- _Input for this task_
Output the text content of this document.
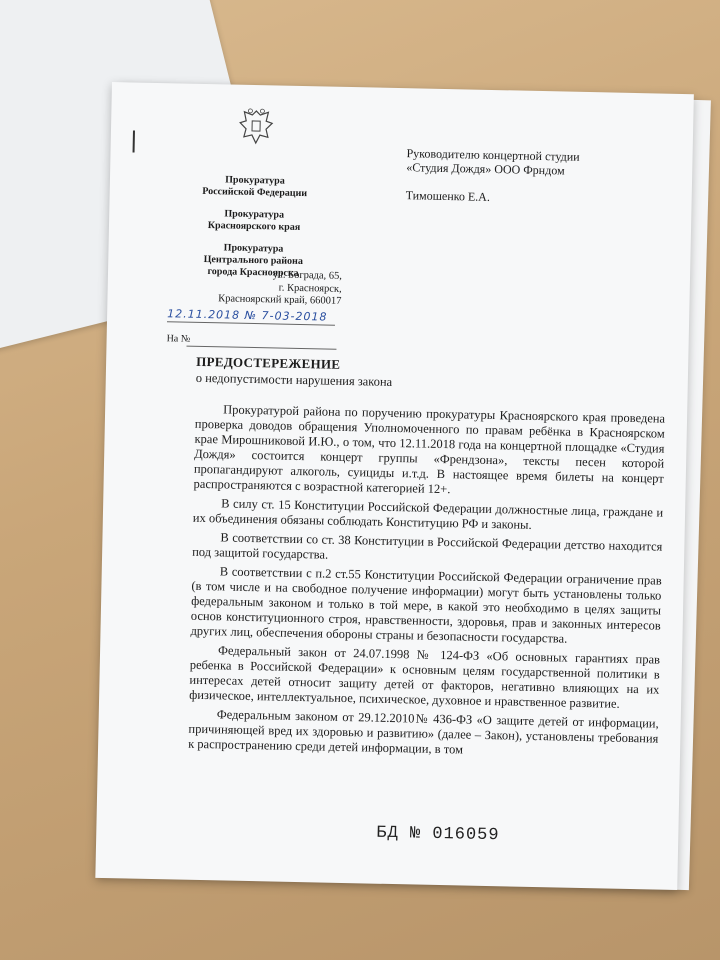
Прокуратура
Российской Федерации
Прокуратура
Красноярского края
Прокуратура
Центрального района
города Красноярска
ул. Бограда, 65,
г. Красноярск,
Красноярский край, 660017
12.11.2018 № 7-03-2018
На №
Руководителю концертной студии
«Студия Дождя» ООО Фрндом
Тимошенко Е.А.
ПРЕДОСТЕРЕЖЕНИЕ
о недопустимости нарушения закона

Прокуратурой района по поручению прокуратуры Красноярского края проведена проверка доводов обращения Уполномоченного по правам ребёнка в Красноярском крае Мирошниковой И.Ю., о том, что 12.11.2018 года на концертной площадке «Студия Дождя» состоится концерт группы «Френдзона», тексты песен которой пропагандируют алкоголь, суициды и.т.д. В настоящее время билеты на концерт распространяются с возрастной категорией 12+.

В силу ст. 15 Конституции Российской Федерации должностные лица, граждане и их объединения обязаны соблюдать Конституцию РФ и законы.

В соответствии со ст. 38 Конституции в Российской Федерации детство находится под защитой государства.

В соответствии с п.2 ст.55 Конституции Российской Федерации ограничение прав (в том числе и на свободное получение информации) могут быть установлены только федеральным законом и только в той мере, в какой это необходимо в целях защиты основ конституционного строя, нравственности, здоровья, прав и законных интересов других лиц, обеспечения обороны страны и безопасности государства.

Федеральный закон от 24.07.1998 № 124-ФЗ «Об основных гарантиях прав ребенка в Российской Федерации» к основным целям государственной политики в интересах детей относит защиту детей от факторов, негативно влияющих на их физическое, интеллектуальное, психическое, духовное и нравственное развитие.

Федеральным законом от 29.12.2010№ 436-ФЗ «О защите детей от информации, причиняющей вред их здоровью и развитию» (далее – Закон), установлены требования к распространению среди детей информации, в том

БД № 016059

- _Written instruction_
Scan the lines for the string "Конституции". Copy out each line that matches.

- _Result of the exercise_
В силу ст. 15 Конституции Российской Федерации должностные лица, граждане и их объединения обязаны соблюдать Конституцию РФ и законы.
В соответствии со ст. 38 Конституции в Российской Федерации детство находится под защитой государства.
В соответствии с п.2 ст.55 Конституции Российской Федерации ограничение прав (в том числе и на свободное получение информации) могут быть установлены только федеральным законом и только в той мере, в какой это необходимо в целях защиты основ конституционного строя, нравственности, здоровья, прав и законных интересов других лиц, обеспечения обороны страны и безопасности государства.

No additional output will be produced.